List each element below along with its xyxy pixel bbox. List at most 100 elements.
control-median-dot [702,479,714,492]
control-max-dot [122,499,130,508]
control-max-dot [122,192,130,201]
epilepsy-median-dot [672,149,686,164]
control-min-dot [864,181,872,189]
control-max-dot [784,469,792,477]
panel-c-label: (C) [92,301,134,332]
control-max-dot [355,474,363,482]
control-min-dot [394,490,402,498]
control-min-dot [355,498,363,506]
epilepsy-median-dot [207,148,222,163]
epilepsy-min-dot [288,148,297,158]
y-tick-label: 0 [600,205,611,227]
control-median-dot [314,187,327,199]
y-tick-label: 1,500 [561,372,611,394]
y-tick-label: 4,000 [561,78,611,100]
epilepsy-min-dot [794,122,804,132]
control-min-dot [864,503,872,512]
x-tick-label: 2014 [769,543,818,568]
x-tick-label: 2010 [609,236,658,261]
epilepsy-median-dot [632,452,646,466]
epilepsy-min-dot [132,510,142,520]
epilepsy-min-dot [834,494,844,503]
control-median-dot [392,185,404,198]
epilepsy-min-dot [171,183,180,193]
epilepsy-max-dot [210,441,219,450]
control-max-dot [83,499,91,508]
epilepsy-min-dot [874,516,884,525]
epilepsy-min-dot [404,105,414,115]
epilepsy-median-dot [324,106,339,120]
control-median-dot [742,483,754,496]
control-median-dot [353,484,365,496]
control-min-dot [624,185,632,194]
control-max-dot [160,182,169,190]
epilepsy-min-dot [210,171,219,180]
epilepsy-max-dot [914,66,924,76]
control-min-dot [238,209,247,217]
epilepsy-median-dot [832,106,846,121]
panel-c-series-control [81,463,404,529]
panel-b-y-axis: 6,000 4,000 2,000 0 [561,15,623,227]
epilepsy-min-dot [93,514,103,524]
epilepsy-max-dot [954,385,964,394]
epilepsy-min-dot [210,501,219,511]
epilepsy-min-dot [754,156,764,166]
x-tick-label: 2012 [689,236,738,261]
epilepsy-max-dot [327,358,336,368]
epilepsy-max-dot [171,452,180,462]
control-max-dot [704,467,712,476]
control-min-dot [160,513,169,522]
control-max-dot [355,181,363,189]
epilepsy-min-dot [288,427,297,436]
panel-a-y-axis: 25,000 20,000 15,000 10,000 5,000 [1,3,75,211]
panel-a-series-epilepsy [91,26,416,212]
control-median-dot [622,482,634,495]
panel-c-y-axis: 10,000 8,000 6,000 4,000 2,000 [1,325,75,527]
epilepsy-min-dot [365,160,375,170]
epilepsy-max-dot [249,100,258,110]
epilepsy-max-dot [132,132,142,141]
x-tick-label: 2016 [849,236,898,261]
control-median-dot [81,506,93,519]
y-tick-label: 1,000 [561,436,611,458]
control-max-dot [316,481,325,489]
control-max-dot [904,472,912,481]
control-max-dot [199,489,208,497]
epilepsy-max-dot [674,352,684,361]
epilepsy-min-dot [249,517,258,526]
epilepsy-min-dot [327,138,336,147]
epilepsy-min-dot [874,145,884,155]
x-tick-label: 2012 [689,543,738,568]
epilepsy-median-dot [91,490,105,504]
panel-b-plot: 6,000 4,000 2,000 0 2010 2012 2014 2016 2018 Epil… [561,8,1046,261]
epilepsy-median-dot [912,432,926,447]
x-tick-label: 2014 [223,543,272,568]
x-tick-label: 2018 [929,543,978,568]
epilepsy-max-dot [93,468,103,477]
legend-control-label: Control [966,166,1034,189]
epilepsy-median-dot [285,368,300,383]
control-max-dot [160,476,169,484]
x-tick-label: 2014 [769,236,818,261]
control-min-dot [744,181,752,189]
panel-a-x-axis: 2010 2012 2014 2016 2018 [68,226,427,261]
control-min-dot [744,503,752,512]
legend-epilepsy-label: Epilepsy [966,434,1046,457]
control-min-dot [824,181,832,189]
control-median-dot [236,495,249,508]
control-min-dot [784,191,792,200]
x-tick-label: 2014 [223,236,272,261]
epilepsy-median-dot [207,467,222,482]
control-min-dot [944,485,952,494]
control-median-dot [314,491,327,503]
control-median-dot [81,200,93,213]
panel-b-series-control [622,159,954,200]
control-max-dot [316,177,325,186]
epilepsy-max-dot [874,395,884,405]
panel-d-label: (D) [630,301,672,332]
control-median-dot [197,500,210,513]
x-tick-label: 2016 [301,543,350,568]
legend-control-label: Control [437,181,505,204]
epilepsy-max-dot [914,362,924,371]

#### PROBLEM DESCRIPTION
Return every line of the material above verbatim, from first to last, with no changes.

#### SOLUTION TO THIS PROBLEM
List each element below along with its xyxy pixel bbox. List at most 100 elements.
control-median-dot [702,479,714,492]
control-max-dot [122,499,130,508]
control-max-dot [122,192,130,201]
epilepsy-median-dot [672,149,686,164]
control-min-dot [864,181,872,189]
control-max-dot [784,469,792,477]
panel-c-label: (C) [92,301,134,332]
control-max-dot [355,474,363,482]
control-min-dot [394,490,402,498]
control-min-dot [355,498,363,506]
epilepsy-median-dot [207,148,222,163]
epilepsy-min-dot [288,148,297,158]
y-tick-label: 0 [600,205,611,227]
control-median-dot [314,187,327,199]
y-tick-label: 1,500 [561,372,611,394]
y-tick-label: 4,000 [561,78,611,100]
epilepsy-min-dot [794,122,804,132]
control-min-dot [864,503,872,512]
x-tick-label: 2014 [769,543,818,568]
x-tick-label: 2010 [609,236,658,261]
epilepsy-median-dot [632,452,646,466]
epilepsy-min-dot [132,510,142,520]
epilepsy-min-dot [834,494,844,503]
control-median-dot [392,185,404,198]
epilepsy-min-dot [171,183,180,193]
epilepsy-max-dot [210,441,219,450]
control-max-dot [83,499,91,508]
epilepsy-min-dot [874,516,884,525]
epilepsy-min-dot [404,105,414,115]
epilepsy-median-dot [324,106,339,120]
control-median-dot [742,483,754,496]
control-median-dot [353,484,365,496]
control-min-dot [624,185,632,194]
control-max-dot [160,182,169,190]
epilepsy-min-dot [210,171,219,180]
epilepsy-max-dot [914,66,924,76]
control-min-dot [238,209,247,217]
epilepsy-median-dot [832,106,846,121]
panel-c-series-control [81,463,404,529]
panel-b-y-axis: 6,000 4,000 2,000 0 [561,15,623,227]
epilepsy-min-dot [93,514,103,524]
epilepsy-max-dot [954,385,964,394]
epilepsy-min-dot [210,501,219,511]
epilepsy-min-dot [754,156,764,166]
x-tick-label: 2012 [689,236,738,261]
epilepsy-max-dot [327,358,336,368]
epilepsy-max-dot [171,452,180,462]
control-max-dot [704,467,712,476]
control-min-dot [160,513,169,522]
control-max-dot [355,181,363,189]
epilepsy-min-dot [288,427,297,436]
panel-a-y-axis: 25,000 20,000 15,000 10,000 5,000 [1,3,75,211]
panel-a-series-epilepsy [91,26,416,212]
control-median-dot [622,482,634,495]
panel-c-y-axis: 10,000 8,000 6,000 4,000 2,000 [1,325,75,527]
epilepsy-min-dot [365,160,375,170]
epilepsy-max-dot [249,100,258,110]
epilepsy-max-dot [132,132,142,141]
x-tick-label: 2016 [849,236,898,261]
control-median-dot [81,506,93,519]
y-tick-label: 1,000 [561,436,611,458]
control-max-dot [316,481,325,489]
control-max-dot [904,472,912,481]
control-max-dot [199,489,208,497]
epilepsy-max-dot [674,352,684,361]
epilepsy-min-dot [249,517,258,526]
epilepsy-min-dot [327,138,336,147]
epilepsy-min-dot [874,145,884,155]
x-tick-label: 2012 [689,543,738,568]
epilepsy-median-dot [91,490,105,504]
panel-b-plot: 6,000 4,000 2,000 0 2010 2012 2014 2016 2018 Epil… [561,8,1046,261]
epilepsy-median-dot [912,432,926,447]
x-tick-label: 2014 [223,543,272,568]
x-tick-label: 2018 [929,543,978,568]
epilepsy-max-dot [93,468,103,477]
legend-control-label: Control [966,166,1034,189]
epilepsy-median-dot [285,368,300,383]
control-max-dot [160,476,169,484]
x-tick-label: 2014 [769,236,818,261]
control-min-dot [744,181,752,189]
panel-a-x-axis: 2010 2012 2014 2016 2018 [68,226,427,261]
control-min-dot [744,503,752,512]
legend-epilepsy-label: Epilepsy [966,434,1046,457]
control-min-dot [824,181,832,189]
control-median-dot [236,495,249,508]
control-min-dot [784,191,792,200]
x-tick-label: 2014 [223,236,272,261]
epilepsy-median-dot [207,467,222,482]
control-min-dot [944,485,952,494]
control-median-dot [314,491,327,503]
control-median-dot [81,200,93,213]
panel-b-series-control [622,159,954,200]
control-max-dot [316,177,325,186]
epilepsy-max-dot [874,395,884,405]
panel-d-label: (D) [630,301,672,332]
control-median-dot [197,500,210,513]
x-tick-label: 2016 [301,543,350,568]
legend-control-label: Control [437,181,505,204]
epilepsy-max-dot [914,362,924,371]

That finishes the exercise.